Dataset items:

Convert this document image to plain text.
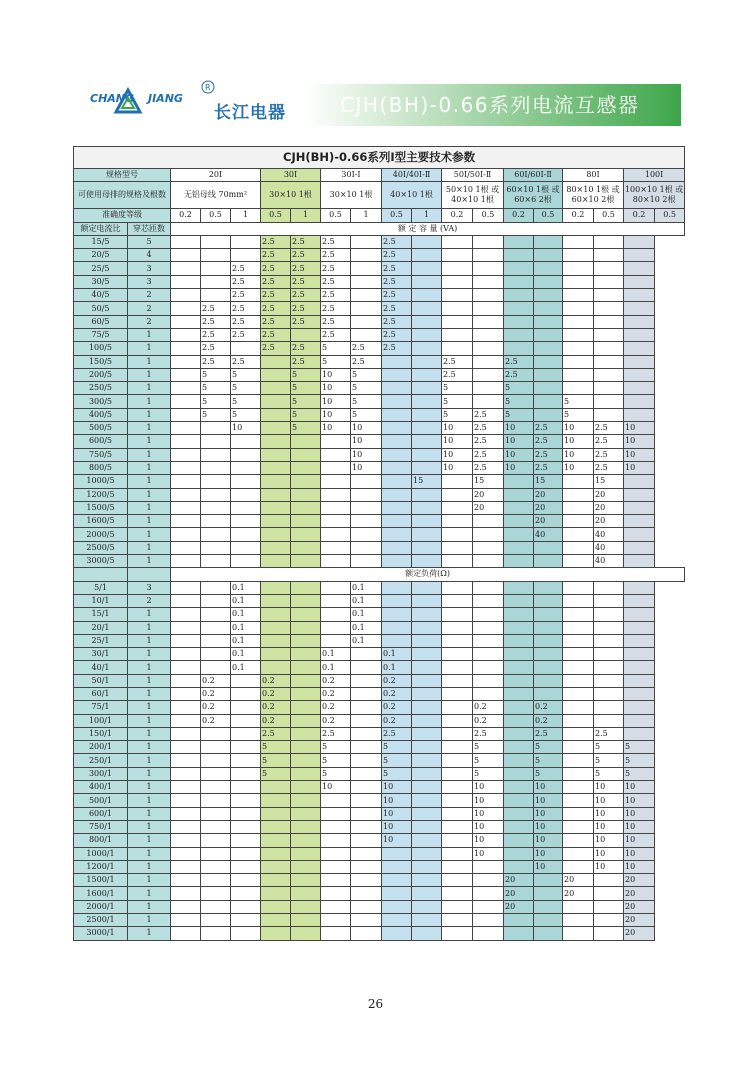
CHANG JIANG
R
长江电器	CJH(BH)-0.66系列电流互感器
CJH(BH)-0.66系列Ⅰ型主要技术参数																		
规格型号		20Ⅰ			30Ⅰ		30Ⅰ-Ⅰ		40Ⅰ/40Ⅰ-Ⅱ		50Ⅰ/50Ⅰ-Ⅱ		60Ⅰ/60Ⅰ-Ⅱ		80Ⅰ		100Ⅰ	
可使用母排的规格及根数		无铝母线 70mm²			30×10 1根		30×10 1根		40×10 1根		50×10 1根 或40×10 1根		60×10 1根 或60×6 2根		80×10 1根 或60×10 2根		100×10 1根 或80×10 2根	
准确度等级		0.2	0.5	1	0.5	1	0.5	1	0.5	1	0.2	0.5	0.2	0.5	0.2	0.5	0.2	0.5
额定电流比	穿芯匝数	额 定 容 量 (VA)																
15/5	5				2.5	2.5	2.5		2.5									
20/5	4				2.5	2.5	2.5		2.5									
25/5	3			2.5	2.5	2.5	2.5		2.5									
30/5	3			2.5	2.5	2.5	2.5		2.5									
40/5	2			2.5	2.5	2.5	2.5		2.5									
50/5	2		2.5	2.5	2.5	2.5	2.5		2.5									
60/5	2		2.5	2.5	2.5	2.5	2.5		2.5									
75/5	1		2.5	2.5	2.5		2.5		2.5									
100/5	1		2.5		2.5	2.5	5	2.5	2.5									
150/5	1		2.5	2.5		2.5	5	2.5			2.5		2.5					
200/5	1		5	5		5	10	5			2.5		2.5					
250/5	1		5	5		5	10	5			5		5					
300/5	1		5	5		5	10	5			5		5		5			
400/5	1		5	5		5	10	5			5	2.5	5		5			
500/5	1			10		5	10	10			10	2.5	10	2.5	10	2.5	10	
600/5	1							10			10	2.5	10	2.5	10	2.5	10	
750/5	1							10			10	2.5	10	2.5	10	2.5	10	
800/5	1							10			10	2.5	10	2.5	10	2.5	10	
1000/5	1									15		15		15		15		
1200/5	1											20		20		20		
1500/5	1											20		20		20		
1600/5	1													20		20		
2000/5	1													40		40		
2500/5	1															40		
3000/5	1															40		
		额定负荷(Ω)																
5/1	3			0.1				0.1										
10/1	2			0.1				0.1										
15/1	1			0.1				0.1										
20/1	1			0.1				0.1										
25/1	1			0.1				0.1										
30/1	1			0.1			0.1		0.1									
40/1	1			0.1			0.1		0.1									
50/1	1		0.2		0.2		0.2		0.2									
60/1	1		0.2		0.2		0.2		0.2									
75/1	1		0.2		0.2		0.2		0.2			0.2		0.2				
100/1	1		0.2		0.2		0.2		0.2			0.2		0.2				
150/1	1				2.5		2.5		2.5			2.5		2.5		2.5		
200/1	1				5		5		5			5		5		5	5	
250/1	1				5		5		5			5		5		5	5	
300/1	1				5		5		5			5		5		5	5	
400/1	1						10		10			10		10		10	10	
500/1	1								10			10		10		10	10	
600/1	1								10			10		10		10	10	
750/1	1								10			10		10		10	10	
800/1	1								10			10		10		10	10	
1000/1	1											10		10		10	10	
1200/1	1													10		10	10	
1500/1	1												20		20		20	
1600/1	1												20		20		20	
2000/1	1												20				20	
2500/1	1																20	
3000/1	1																20	
26
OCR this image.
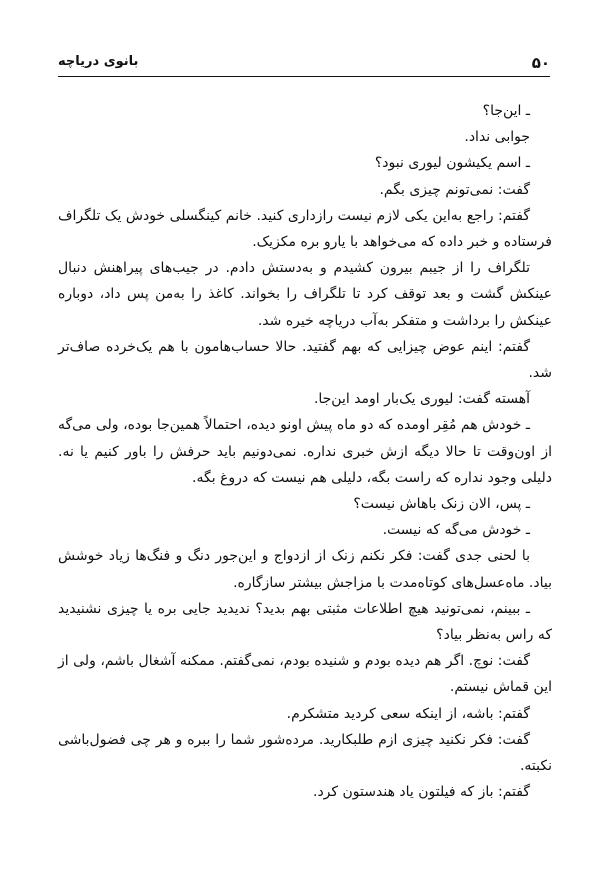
۵۰
بانوی دریاچه

ـ این‌جا؟

جوابی نداد.

ـ اسم یکیشون لیوری نبود؟

گفت: نمی‌تونم چیزی بگم.

گفتم: راجع به‌این یکی لازم نیست رازداری کنید. خانم کینگسلی خودش یک تلگراف فرستاده و خبر داده که می‌خواهد با یارو بره مکزیک.

تلگراف را از جیبم بیرون کشیدم و به‌دستش دادم. در جیب‌های پیراهنش دنبال عینکش گشت و بعد توقف کرد تا تلگراف را بخواند. کاغذ را به‌من پس داد، دوباره عینکش را برداشت و متفکر به‌آب دریاچه خیره شد.

گفتم: اینم عوض چیزایی که بهم گفتید. حالا حساب‌هامون با هم یک‌خرده صاف‌تر شد.

آهسته گفت: لیوری یک‌بار اومد این‌جا.

ـ خودش هم مُقِر اومده که دو ماه پیش اونو دیده، احتمالاً همین‌جا بوده، ولی می‌گه از اون‌وقت تا حالا دیگه ازش خبری نداره. نمی‌دونیم باید حرفش را باور کنیم یا نه. دلیلی وجود نداره که راست بگه، دلیلی هم نیست که دروغ بگه.

ـ پس، الان زنک باهاش نیست؟

ـ خودش می‌گه که نیست.

با لحنی جدی گفت: فکر نکنم زنک از ازدواج و این‌جور دنگ و فنگ‌ها زیاد خوشش بیاد. ماه‌عسل‌های کوتاه‌مدت با مزاجش بیشتر سازگاره.

ـ ببینم، نمی‌تونید هیچ اطلاعات مثبتی بهم بدید؟ ندیدید جایی بره یا چیزی نشنیدید که راس به‌نظر بیاد؟

گفت: نوچ. اگر هم دیده بودم و شنیده بودم، نمی‌گفتم. ممکنه آشغال باشم، ولی از این قماش نیستم.

گفتم: باشه، از اینکه سعی کردید متشکرم.

گفت: فکر نکنید چیزی ازم طلبکارید. مرده‌شور شما را ببره و هر چی فضول‌باشی نکبته.

گفتم: باز که فیلتون یاد هندستون کرد.
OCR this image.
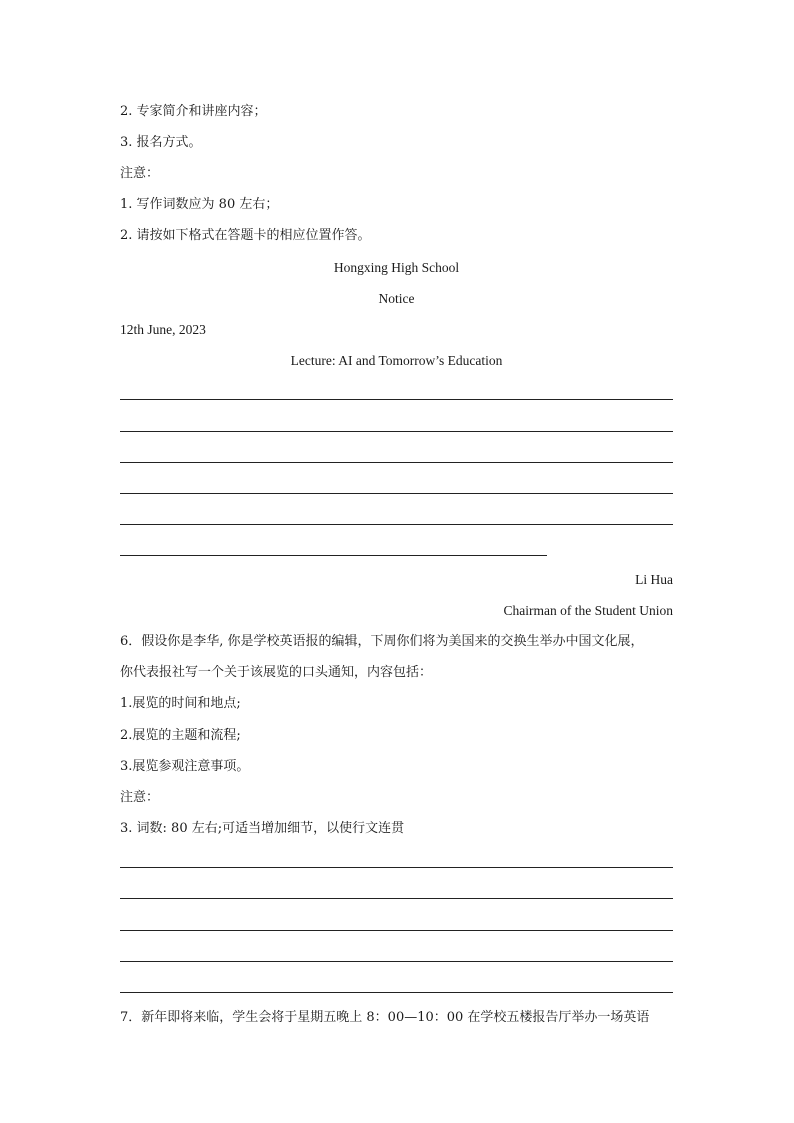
2. 专家简介和讲座内容；
3. 报名方式。
注意：
1. 写作词数应为 80 左右；
2. 请按如下格式在答题卡的相应位置作答。
Hongxing High School
Notice
12th June, 2023
Lecture: AI and Tomorrow’s Education
Li Hua
Chairman of the Student Union
6．假设你是李华, 你是学校英语报的编辑，下周你们将为美国来的交换生举办中国文化展，
你代表报社写一个关于该展览的口头通知，内容包括：
1.展览的时间和地点;
2.展览的主题和流程;
3.展览参观注意事项。
注意：
3. 词数: 80 左右;可适当增加细节，以使行文连贯
7．新年即将来临，学生会将于星期五晚上 8：00—10：00 在学校五楼报告厅举办一场英语
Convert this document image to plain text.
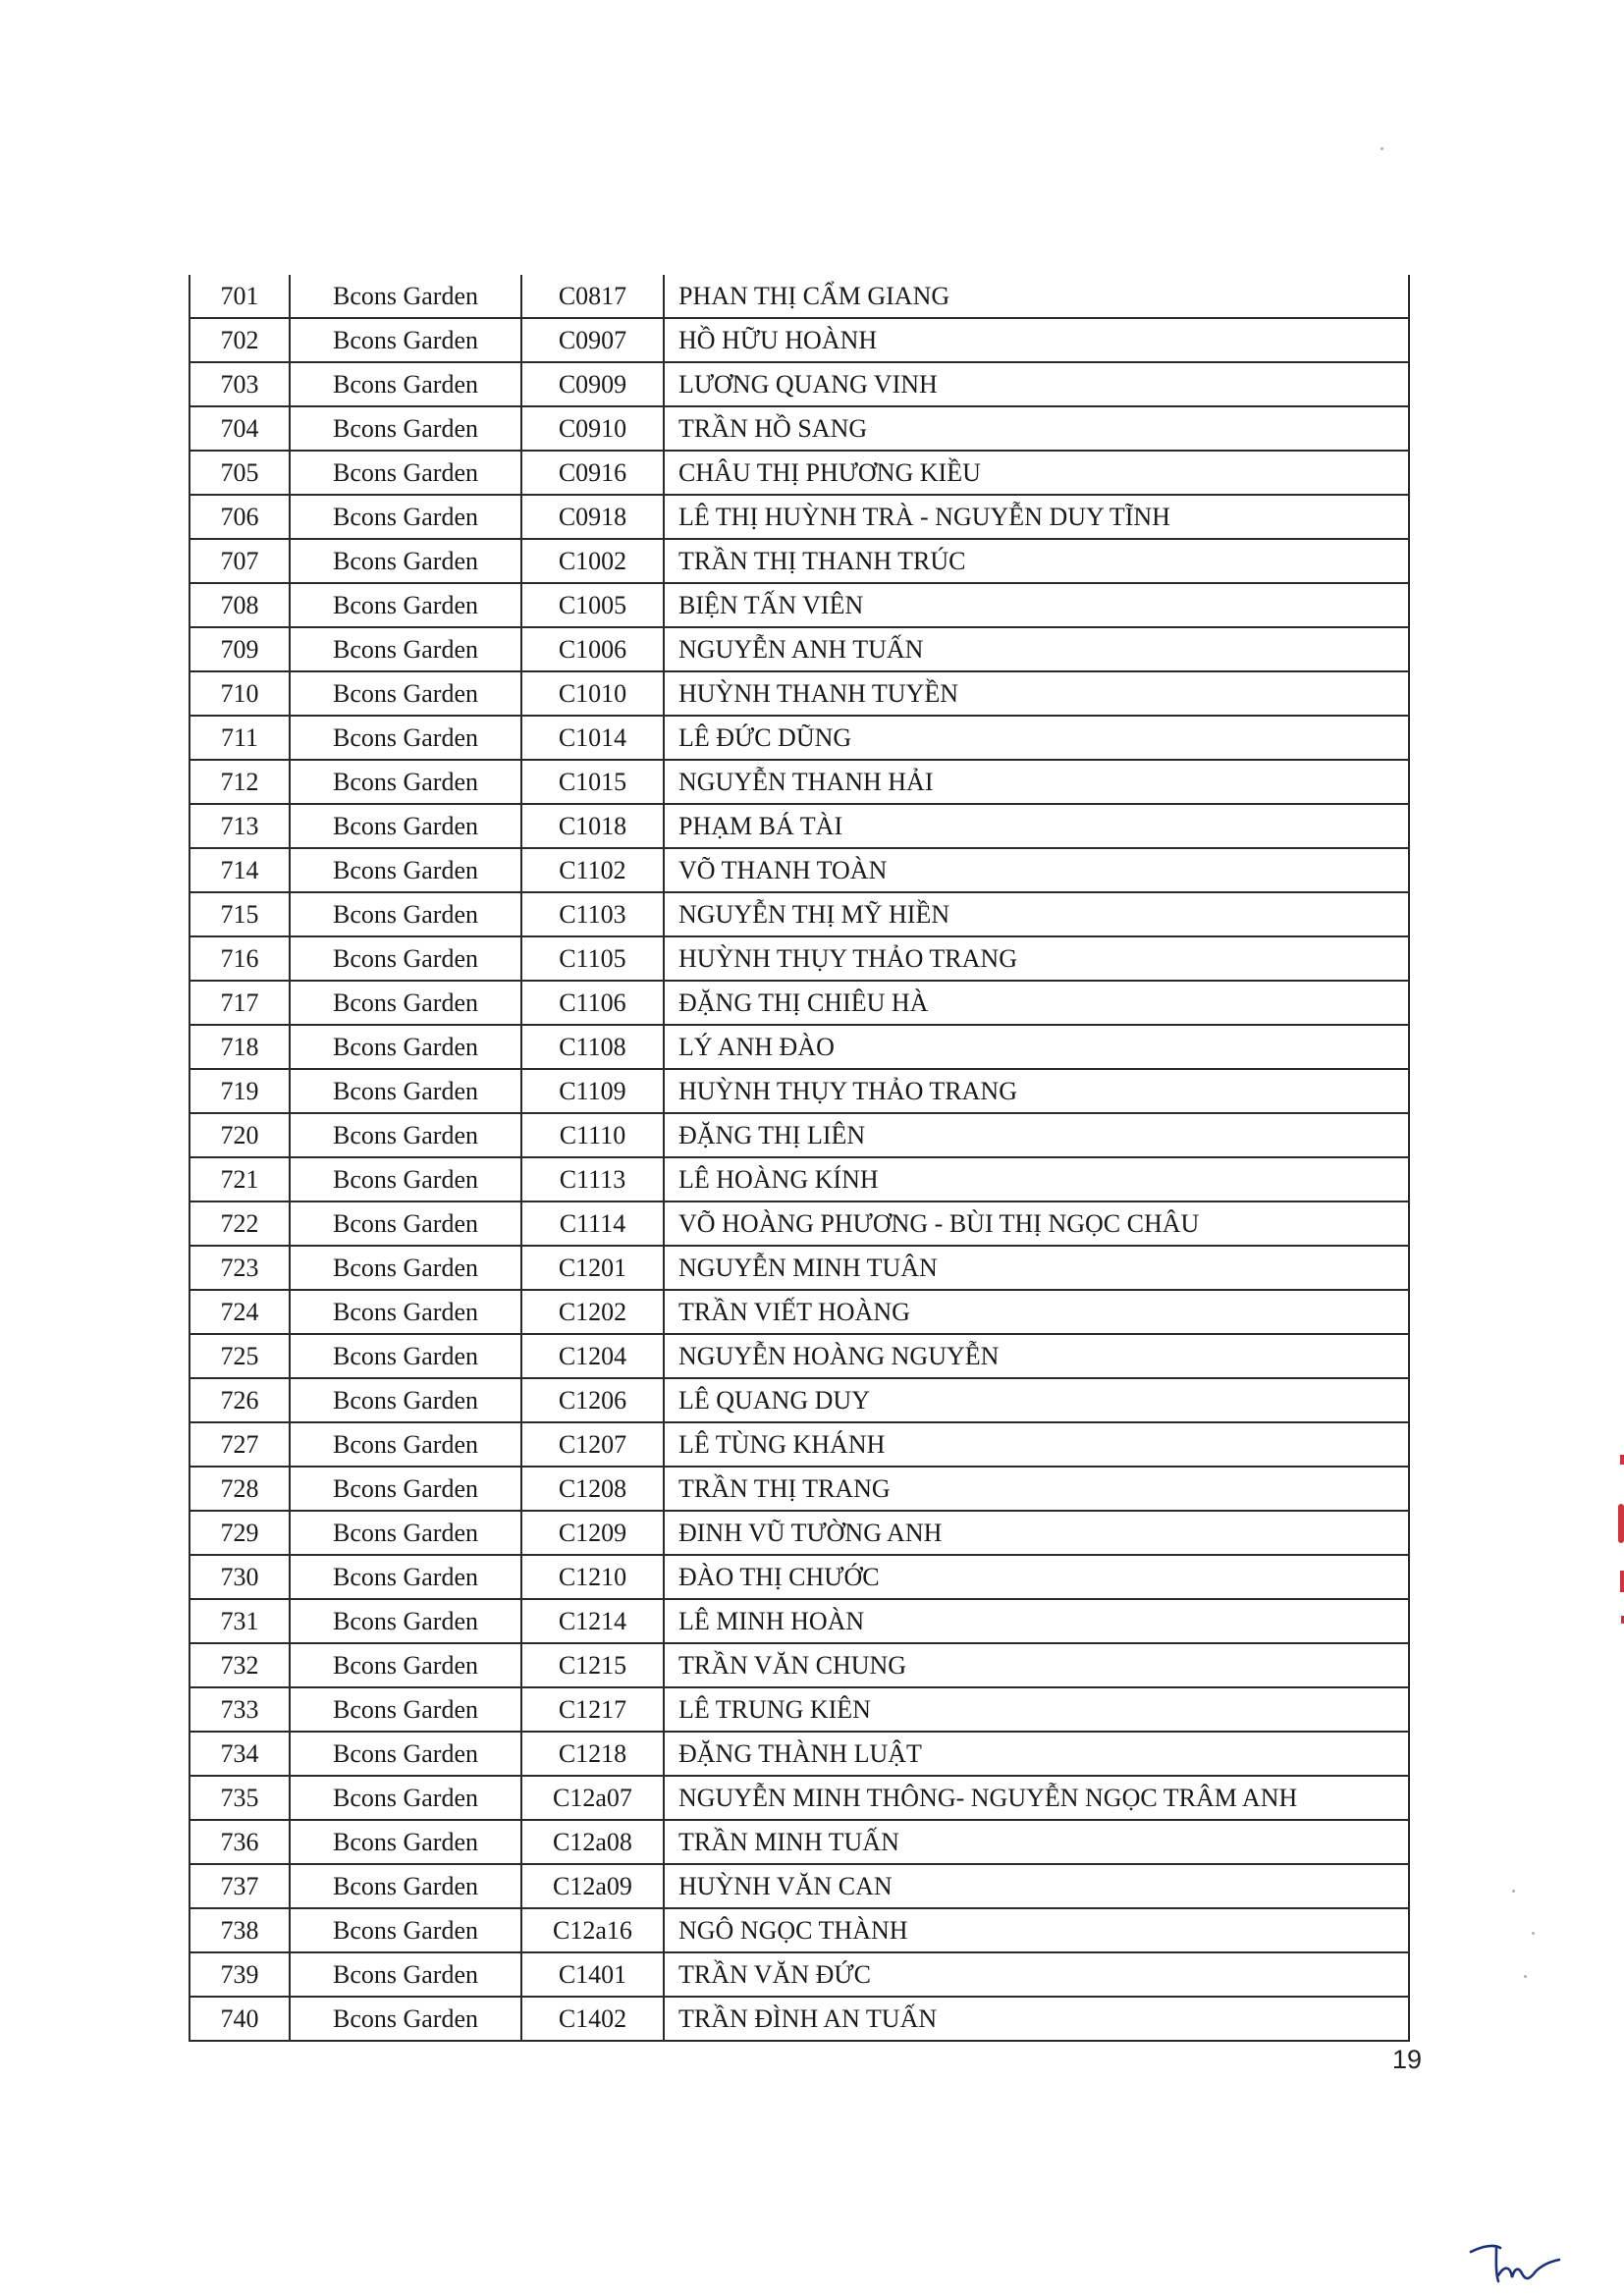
701	Bcons Garden	C0817	PHAN THỊ CẨM GIANG
702	Bcons Garden	C0907	HỒ HỮU HOÀNH
703	Bcons Garden	C0909	LƯƠNG QUANG VINH
704	Bcons Garden	C0910	TRẦN HỒ SANG
705	Bcons Garden	C0916	CHÂU THỊ PHƯƠNG KIỀU
706	Bcons Garden	C0918	LÊ THỊ HUỲNH TRÀ - NGUYỄN DUY TĨNH
707	Bcons Garden	C1002	TRẦN THỊ THANH TRÚC
708	Bcons Garden	C1005	BIỆN TẤN VIÊN
709	Bcons Garden	C1006	NGUYỄN ANH TUẤN
710	Bcons Garden	C1010	HUỲNH THANH TUYỀN
711	Bcons Garden	C1014	LÊ ĐỨC DŨNG
712	Bcons Garden	C1015	NGUYỄN THANH HẢI
713	Bcons Garden	C1018	PHẠM BÁ TÀI
714	Bcons Garden	C1102	VÕ THANH TOÀN
715	Bcons Garden	C1103	NGUYỄN THỊ MỸ HIỀN
716	Bcons Garden	C1105	HUỲNH THỤY THẢO TRANG
717	Bcons Garden	C1106	ĐẶNG THỊ CHIÊU HÀ
718	Bcons Garden	C1108	LÝ ANH ĐÀO
719	Bcons Garden	C1109	HUỲNH THỤY THẢO TRANG
720	Bcons Garden	C1110	ĐẶNG THỊ LIÊN
721	Bcons Garden	C1113	LÊ HOÀNG KÍNH
722	Bcons Garden	C1114	VÕ HOÀNG PHƯƠNG - BÙI THỊ NGỌC CHÂU
723	Bcons Garden	C1201	NGUYỄN MINH TUÂN
724	Bcons Garden	C1202	TRẦN VIẾT HOÀNG
725	Bcons Garden	C1204	NGUYỄN HOÀNG NGUYỄN
726	Bcons Garden	C1206	LÊ QUANG DUY
727	Bcons Garden	C1207	LÊ TÙNG KHÁNH
728	Bcons Garden	C1208	TRẦN THỊ TRANG
729	Bcons Garden	C1209	ĐINH VŨ TƯỜNG ANH
730	Bcons Garden	C1210	ĐÀO THỊ CHƯỚC
731	Bcons Garden	C1214	LÊ MINH HOÀN
732	Bcons Garden	C1215	TRẦN VĂN CHUNG
733	Bcons Garden	C1217	LÊ TRUNG KIÊN
734	Bcons Garden	C1218	ĐẶNG THÀNH LUẬT
735	Bcons Garden	C12a07	NGUYỄN MINH THÔNG- NGUYỄN NGỌC TRÂM ANH
736	Bcons Garden	C12a08	TRẦN MINH TUẤN
737	Bcons Garden	C12a09	HUỲNH VĂN CAN
738	Bcons Garden	C12a16	NGÔ NGỌC THÀNH
739	Bcons Garden	C1401	TRẦN VĂN ĐỨC
740	Bcons Garden	C1402	TRẦN ĐÌNH AN TUẤN
19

Given task:
Take every line from the data that contains the word "THỤY".

Written answer:
716	Bcons Garden	C1105	HUỲNH THỤY THẢO TRANG
719	Bcons Garden	C1109	HUỲNH THỤY THẢO TRANG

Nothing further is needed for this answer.